The request: Reproduce each line from the records that holds "Where".

** Start of The records **

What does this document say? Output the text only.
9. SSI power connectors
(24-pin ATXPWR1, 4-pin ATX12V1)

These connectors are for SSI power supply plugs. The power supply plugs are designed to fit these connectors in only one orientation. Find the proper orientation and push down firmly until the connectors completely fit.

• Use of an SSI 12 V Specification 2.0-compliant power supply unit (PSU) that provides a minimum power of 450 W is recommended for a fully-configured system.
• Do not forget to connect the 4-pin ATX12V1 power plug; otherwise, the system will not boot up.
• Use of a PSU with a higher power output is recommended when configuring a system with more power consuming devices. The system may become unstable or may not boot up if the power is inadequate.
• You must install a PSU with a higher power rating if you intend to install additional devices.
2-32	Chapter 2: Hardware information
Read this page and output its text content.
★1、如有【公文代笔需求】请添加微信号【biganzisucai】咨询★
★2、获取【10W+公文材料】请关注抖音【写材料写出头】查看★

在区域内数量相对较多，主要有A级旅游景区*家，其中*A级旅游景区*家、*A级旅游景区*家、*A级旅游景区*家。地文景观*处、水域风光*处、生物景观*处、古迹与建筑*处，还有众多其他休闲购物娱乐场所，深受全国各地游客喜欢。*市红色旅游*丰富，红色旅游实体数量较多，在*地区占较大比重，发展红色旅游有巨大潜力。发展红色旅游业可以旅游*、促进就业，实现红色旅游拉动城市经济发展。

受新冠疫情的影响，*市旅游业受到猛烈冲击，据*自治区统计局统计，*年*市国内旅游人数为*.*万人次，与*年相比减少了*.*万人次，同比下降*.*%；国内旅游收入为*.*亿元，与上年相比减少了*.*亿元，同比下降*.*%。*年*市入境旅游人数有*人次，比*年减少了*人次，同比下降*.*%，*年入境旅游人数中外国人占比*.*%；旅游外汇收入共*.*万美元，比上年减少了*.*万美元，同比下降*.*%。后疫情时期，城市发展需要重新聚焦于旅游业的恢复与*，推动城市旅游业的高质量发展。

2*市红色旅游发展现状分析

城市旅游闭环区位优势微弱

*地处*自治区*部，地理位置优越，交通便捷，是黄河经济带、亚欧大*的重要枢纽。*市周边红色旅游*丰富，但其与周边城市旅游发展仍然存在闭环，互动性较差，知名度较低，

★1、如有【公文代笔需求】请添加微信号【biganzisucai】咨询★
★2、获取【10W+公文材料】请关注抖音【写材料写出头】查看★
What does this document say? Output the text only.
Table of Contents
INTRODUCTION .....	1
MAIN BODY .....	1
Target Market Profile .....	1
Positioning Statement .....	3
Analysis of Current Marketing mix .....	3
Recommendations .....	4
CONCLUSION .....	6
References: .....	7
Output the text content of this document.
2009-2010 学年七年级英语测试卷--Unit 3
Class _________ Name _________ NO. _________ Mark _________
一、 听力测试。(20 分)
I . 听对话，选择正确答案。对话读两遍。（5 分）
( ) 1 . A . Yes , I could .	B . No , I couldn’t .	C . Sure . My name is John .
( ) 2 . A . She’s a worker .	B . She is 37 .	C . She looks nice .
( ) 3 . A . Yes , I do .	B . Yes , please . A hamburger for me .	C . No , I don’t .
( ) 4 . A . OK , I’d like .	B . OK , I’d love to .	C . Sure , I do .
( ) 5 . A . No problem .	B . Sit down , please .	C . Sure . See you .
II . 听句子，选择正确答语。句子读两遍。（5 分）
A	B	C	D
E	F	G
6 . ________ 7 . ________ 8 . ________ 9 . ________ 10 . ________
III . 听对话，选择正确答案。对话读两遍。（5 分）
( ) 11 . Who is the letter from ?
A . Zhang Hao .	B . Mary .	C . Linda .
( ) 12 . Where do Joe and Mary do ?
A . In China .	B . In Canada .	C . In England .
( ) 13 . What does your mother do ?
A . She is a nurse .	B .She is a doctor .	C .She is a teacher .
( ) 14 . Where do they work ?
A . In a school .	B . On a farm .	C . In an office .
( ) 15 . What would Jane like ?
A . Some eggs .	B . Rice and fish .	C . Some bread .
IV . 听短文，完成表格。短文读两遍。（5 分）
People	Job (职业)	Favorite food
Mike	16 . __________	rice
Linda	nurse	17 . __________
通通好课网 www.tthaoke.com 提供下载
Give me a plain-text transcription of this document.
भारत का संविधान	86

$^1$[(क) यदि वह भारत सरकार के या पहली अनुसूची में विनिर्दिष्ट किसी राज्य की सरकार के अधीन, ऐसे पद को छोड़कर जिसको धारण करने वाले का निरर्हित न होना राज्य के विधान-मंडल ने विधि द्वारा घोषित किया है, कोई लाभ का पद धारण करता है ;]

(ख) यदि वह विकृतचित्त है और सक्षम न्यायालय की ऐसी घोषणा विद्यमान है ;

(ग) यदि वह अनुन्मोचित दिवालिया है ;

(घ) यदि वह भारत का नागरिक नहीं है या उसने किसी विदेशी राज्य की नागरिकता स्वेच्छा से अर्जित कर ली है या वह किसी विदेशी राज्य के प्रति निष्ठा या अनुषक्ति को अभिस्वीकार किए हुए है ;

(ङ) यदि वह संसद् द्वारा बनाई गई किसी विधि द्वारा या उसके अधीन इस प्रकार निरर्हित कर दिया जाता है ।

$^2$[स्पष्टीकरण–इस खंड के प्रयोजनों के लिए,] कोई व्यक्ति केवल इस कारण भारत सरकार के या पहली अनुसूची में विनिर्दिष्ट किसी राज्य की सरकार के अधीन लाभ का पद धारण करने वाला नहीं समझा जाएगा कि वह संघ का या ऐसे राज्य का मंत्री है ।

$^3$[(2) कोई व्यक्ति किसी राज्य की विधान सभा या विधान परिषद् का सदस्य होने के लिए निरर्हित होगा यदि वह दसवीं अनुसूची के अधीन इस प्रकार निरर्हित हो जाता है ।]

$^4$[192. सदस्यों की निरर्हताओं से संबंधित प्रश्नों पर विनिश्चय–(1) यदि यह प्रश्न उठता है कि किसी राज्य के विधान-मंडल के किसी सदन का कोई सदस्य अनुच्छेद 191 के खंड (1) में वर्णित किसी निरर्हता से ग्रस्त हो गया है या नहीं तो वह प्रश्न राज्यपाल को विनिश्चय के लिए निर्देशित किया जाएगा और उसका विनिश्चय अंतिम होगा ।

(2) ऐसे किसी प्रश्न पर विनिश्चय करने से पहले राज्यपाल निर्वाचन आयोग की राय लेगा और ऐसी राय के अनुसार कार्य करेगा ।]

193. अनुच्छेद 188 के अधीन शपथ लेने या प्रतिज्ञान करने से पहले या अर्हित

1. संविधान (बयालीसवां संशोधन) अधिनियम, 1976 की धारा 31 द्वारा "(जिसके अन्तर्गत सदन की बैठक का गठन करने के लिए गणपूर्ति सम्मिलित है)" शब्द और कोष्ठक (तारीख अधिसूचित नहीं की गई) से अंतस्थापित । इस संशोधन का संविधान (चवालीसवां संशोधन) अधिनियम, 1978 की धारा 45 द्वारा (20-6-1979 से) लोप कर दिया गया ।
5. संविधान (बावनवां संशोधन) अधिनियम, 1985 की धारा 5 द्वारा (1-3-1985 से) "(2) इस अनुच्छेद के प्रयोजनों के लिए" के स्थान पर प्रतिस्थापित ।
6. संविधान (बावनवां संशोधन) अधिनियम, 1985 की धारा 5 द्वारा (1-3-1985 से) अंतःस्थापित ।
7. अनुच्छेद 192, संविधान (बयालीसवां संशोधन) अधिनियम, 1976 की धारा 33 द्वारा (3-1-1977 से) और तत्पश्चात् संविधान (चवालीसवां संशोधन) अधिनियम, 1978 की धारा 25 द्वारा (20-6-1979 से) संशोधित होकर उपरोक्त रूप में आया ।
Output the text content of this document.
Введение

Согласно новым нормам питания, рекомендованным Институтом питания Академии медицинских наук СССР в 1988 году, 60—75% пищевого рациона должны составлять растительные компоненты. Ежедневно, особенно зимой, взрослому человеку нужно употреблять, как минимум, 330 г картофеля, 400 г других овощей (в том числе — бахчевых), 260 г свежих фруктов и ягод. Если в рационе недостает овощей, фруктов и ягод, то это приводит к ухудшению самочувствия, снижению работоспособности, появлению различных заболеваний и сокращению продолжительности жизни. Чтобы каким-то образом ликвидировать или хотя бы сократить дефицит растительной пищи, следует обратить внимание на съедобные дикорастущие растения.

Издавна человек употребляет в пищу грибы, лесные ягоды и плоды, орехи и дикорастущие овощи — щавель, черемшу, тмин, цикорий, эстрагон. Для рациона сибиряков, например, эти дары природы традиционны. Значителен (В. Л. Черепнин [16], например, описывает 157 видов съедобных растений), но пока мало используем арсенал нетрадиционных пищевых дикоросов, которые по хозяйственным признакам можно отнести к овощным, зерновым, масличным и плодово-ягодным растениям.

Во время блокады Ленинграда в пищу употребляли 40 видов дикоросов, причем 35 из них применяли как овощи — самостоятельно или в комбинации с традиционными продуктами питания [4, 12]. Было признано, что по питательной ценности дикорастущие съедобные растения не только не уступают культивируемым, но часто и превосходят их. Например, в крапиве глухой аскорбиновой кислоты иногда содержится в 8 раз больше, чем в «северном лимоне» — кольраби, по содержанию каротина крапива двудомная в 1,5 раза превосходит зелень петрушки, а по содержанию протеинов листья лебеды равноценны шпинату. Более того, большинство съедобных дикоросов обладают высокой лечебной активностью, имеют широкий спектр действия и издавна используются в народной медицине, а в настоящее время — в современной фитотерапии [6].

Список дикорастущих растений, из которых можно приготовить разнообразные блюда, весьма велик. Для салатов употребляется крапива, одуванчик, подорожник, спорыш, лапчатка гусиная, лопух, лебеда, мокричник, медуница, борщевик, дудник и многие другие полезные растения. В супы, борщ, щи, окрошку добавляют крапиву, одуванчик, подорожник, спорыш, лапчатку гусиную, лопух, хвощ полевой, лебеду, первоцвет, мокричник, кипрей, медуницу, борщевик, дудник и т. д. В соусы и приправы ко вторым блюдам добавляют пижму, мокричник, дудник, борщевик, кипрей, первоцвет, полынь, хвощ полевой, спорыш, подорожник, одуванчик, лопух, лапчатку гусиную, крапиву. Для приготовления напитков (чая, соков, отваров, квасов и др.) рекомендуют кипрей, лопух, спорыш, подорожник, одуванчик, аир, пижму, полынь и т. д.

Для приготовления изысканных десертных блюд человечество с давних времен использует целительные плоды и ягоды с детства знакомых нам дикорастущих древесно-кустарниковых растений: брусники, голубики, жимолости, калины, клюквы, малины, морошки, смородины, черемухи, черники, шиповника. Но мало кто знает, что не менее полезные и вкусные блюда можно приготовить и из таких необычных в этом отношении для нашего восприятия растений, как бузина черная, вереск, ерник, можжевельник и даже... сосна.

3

** End of The records **

Final answer:
( ) 12 . Where do Joe and Mary do ?
( ) 14 . Where do they work ?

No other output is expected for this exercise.